(SELECTED PASSAGE):
──────────────────────────────
Dexory Technical Task - Warehouse Intelligence System

Applied AI Engineer Technical Assessment
Author: Alessandro Alati
Date: November 2025

📋 Project Overview

This project analyzes 10 days of warehouse scan data to extract actionable intelligence about inventory accuracy, error patterns, and operational issues. It includes a complete data pipeline, exploratory analysis, anomaly detection, and a containerized REST API.

🎯 Completed Tasks

✅ Point 1: Data Engineering Pipeline

Ingests 10 days of warehouse scan data (350K+ records)
Merges with warehouse layout (33K+ locations)
Outputs clean Parquet dataset with spatial features
Includes comprehensive unit tests

✅ Point 2: Exploratory Data Analysis (EDA)

WHAT: Daily accuracy trends and error type breakdown
WHERE: Spatial hotspots (shelf levels, aisles, height correlations)
WHEN: Velocity analysis (fast-moving locations)
Generates 8 publication-quality visualizations
Statistical validation (chi-square tests, correlations)

✅ Point 3: Anomaly Detection

Composite risk scoring model (error severity + operational impact)
Identifies Top 20 most problematic locations
Transparent, explainable scoring system
Output: Ranked CSV with actionable metrics

✅ Point 4: Scalable & Containerized API

FastAPI application with 4 endpoints
Docker containerization with docker-compose
Interactive Swagger documentation
Health checks and error handling

✅ Point 5: Error Prediction Model

Random Forest classifier (zero-to-one model)
Predicts high/low error risk from static features only
Works on new warehouses with no scan history
65% accuracy (30% above baseline)

📁 Project Structure

dexory-technical-task/
├── core_scripts/               # Main analysis scripts
│   ├── data_pipeline.py        # Data ingestion and cleaning
│   ├── eda.py                  # Exploratory data analysis
│   ├── anomaly_detection.py    # Top 20 problematic locations
│   ├── error_prediction.py     # ML model for error prediction
│   └── test_pipeline.py        # Unit tests
│
├── API/
│   └── warehouse-api/          # FastAPI application
│       ├── app/main.py         # API endpoints
│       ├── Dockerfile          # Container definition
│       ├── docker-compose.yml  # Docker orchestration
│       └── requirements.txt    # API dependencies
│
├── data_models/
│   ├── technical-task-data/    # Raw input data (10 days)
──────────────────────────────
[Records drawn from a collection]

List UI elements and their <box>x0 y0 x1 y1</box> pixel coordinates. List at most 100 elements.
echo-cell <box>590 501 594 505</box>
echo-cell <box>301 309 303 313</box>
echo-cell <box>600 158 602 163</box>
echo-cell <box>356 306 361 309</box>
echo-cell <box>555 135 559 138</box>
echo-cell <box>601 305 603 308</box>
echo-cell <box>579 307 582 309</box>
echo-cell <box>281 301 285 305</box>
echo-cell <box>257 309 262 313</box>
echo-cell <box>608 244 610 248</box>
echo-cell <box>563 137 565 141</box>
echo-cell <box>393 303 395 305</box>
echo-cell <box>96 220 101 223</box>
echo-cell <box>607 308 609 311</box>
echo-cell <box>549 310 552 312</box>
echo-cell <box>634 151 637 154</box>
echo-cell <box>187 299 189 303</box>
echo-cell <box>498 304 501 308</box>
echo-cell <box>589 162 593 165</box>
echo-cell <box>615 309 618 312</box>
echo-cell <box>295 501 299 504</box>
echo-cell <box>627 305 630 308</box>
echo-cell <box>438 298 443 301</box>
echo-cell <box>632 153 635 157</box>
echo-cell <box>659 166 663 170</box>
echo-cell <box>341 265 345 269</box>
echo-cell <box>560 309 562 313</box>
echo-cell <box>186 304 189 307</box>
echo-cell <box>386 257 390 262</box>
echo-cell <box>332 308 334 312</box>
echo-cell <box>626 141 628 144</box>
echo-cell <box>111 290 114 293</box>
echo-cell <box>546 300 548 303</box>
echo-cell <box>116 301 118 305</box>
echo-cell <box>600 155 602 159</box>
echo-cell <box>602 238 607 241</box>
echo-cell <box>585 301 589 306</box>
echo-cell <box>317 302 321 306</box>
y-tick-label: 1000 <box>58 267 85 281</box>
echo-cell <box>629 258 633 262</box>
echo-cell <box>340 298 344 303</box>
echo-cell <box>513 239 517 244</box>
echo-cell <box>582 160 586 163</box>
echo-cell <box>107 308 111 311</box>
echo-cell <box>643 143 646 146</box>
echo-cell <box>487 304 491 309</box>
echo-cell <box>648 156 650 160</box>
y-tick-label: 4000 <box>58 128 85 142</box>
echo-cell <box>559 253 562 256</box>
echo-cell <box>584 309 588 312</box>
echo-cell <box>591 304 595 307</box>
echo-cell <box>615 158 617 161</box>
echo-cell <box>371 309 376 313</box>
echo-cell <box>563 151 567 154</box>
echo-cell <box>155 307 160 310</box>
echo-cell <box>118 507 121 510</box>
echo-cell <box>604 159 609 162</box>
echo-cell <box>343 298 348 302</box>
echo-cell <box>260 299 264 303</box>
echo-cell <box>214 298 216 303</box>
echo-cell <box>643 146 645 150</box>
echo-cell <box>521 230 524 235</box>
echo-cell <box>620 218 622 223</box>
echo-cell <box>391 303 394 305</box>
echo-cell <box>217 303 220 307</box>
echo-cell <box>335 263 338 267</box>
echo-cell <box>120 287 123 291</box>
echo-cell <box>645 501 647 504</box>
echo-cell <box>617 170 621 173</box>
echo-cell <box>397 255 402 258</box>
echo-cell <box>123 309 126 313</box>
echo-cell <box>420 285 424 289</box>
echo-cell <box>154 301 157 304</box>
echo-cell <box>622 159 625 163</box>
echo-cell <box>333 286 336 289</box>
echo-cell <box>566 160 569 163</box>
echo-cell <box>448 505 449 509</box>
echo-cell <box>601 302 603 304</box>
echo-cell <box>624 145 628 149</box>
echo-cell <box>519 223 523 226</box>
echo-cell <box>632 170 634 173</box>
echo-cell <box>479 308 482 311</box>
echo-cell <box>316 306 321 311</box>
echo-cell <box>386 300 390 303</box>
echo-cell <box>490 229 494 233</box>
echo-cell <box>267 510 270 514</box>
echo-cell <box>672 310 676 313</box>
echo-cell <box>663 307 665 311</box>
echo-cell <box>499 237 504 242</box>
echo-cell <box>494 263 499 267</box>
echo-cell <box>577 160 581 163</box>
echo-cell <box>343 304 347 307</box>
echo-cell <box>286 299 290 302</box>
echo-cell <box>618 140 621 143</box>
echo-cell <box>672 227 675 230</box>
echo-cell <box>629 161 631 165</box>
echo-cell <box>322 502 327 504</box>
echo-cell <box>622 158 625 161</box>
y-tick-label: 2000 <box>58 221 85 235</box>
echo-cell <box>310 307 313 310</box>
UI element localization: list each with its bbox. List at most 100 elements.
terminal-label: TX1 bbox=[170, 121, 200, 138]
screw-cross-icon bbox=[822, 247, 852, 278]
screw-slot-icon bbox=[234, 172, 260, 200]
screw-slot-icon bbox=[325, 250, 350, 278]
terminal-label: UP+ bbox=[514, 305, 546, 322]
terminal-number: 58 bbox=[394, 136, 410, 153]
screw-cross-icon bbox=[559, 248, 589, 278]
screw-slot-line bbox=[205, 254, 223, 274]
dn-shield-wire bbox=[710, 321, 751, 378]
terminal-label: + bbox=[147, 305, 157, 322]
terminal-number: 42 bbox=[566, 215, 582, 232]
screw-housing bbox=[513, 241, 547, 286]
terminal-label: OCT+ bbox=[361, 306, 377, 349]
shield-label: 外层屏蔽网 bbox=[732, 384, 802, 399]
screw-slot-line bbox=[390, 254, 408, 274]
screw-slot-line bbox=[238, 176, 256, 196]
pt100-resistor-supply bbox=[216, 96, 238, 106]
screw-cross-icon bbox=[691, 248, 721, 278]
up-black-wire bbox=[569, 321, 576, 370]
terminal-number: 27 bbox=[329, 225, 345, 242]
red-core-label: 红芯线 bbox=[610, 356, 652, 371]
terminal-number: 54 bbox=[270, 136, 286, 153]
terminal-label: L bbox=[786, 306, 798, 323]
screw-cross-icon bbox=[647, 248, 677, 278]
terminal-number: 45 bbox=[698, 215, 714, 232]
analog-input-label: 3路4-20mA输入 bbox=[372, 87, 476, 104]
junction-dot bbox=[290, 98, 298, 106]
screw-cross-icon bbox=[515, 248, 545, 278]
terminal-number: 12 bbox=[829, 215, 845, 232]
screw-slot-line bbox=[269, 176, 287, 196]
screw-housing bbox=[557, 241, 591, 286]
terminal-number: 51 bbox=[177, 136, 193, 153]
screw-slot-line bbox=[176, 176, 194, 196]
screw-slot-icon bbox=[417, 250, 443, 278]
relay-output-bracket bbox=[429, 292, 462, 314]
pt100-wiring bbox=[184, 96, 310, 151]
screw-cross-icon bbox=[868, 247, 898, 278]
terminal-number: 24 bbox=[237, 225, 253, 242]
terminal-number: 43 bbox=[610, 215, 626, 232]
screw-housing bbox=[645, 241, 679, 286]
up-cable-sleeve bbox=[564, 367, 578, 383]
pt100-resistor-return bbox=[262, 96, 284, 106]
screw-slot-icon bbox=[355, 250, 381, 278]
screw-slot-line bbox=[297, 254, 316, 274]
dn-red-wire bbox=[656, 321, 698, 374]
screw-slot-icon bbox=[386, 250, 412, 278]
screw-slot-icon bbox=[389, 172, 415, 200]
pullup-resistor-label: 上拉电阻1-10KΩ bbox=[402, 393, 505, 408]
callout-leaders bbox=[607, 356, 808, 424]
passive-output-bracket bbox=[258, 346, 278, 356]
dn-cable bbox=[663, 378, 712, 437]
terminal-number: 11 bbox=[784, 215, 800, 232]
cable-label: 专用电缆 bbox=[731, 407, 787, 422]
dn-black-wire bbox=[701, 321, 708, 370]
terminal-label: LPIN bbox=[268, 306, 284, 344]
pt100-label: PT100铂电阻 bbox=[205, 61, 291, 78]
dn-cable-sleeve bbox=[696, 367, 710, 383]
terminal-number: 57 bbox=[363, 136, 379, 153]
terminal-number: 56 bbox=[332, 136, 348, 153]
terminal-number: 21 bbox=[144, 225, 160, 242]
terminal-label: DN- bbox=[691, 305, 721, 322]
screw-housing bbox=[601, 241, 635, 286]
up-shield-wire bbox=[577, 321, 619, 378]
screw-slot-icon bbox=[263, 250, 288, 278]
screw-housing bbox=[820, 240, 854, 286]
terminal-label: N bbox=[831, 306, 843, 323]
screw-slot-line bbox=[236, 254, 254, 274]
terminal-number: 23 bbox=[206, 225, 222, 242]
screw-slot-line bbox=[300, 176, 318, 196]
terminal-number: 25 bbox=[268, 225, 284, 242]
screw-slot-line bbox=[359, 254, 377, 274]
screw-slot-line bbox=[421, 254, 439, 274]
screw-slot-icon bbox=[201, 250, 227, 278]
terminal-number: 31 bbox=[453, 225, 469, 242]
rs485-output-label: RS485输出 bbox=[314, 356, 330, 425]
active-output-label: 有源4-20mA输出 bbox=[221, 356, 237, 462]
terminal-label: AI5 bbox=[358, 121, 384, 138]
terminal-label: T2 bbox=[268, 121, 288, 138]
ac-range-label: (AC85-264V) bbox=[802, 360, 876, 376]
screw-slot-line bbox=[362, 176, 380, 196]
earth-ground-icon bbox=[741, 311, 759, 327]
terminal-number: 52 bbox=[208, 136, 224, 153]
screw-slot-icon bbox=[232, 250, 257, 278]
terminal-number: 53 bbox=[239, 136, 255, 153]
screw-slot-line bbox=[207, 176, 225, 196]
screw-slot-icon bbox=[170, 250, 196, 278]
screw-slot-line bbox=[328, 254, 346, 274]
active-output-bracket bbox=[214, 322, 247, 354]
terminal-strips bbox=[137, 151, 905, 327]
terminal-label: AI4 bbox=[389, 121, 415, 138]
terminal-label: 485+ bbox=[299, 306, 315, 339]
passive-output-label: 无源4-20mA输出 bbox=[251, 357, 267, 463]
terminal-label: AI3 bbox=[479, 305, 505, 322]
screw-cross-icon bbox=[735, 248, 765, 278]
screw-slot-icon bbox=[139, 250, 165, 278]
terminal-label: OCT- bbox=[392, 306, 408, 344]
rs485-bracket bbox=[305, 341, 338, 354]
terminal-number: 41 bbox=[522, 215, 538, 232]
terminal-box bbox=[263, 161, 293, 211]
──────────────────────────────
(AIM OF THE EXERCISE): Continue the warehouse intelligence project README from the point where it stops. The records come from a separate source.

(SOLVED EXERCISE):
│   └── output/                 # Processed data & models
│       ├── warehouse_data.parquet
│       ├── top_20_problematic.csv
│       ├── error_predictor.pkl
│       └── eda_plots/          # Analysis visualizations
│
└── README.md                   # This file

🚀 Quick Start

Prerequisites

Python 3.11+
Docker Desktop (for API)

1. Install Dependencies

pip install -r requirements.txt

2. Run the Complete Pipeline

# Step 1: Process data (Point 1)
cd core_scripts
python data_pipeline.py

# Step 2: Run EDA (Point 2)
python eda.py

# Step 3: Detect anomalies (Point 3)
python anomaly_detection.py

# Step 4: Train prediction model (Point 5)
python error_prediction.py

3. Launch the API (Point 4)

# Navigate to API folder
cd ../API/warehouse-api

# Run with Docker
docker-compose up --build

# Access API at:
# http://localhost:8000/docs

📊 Key Results

Inventory Accuracy

Mean Accuracy: 75.07%
Range: 3.09% - 99.30%
Most Common Error: Unknown item found (3.83%)

Spatial Insights

Ground shelves: 6.24% error rate (highest)
High shelves: 1.37% error rate (lowest)
Most problematic aisle: AZ 1 (10.64% error rate)
Significant correlation: Shelf level affects error rate (p < 0.001)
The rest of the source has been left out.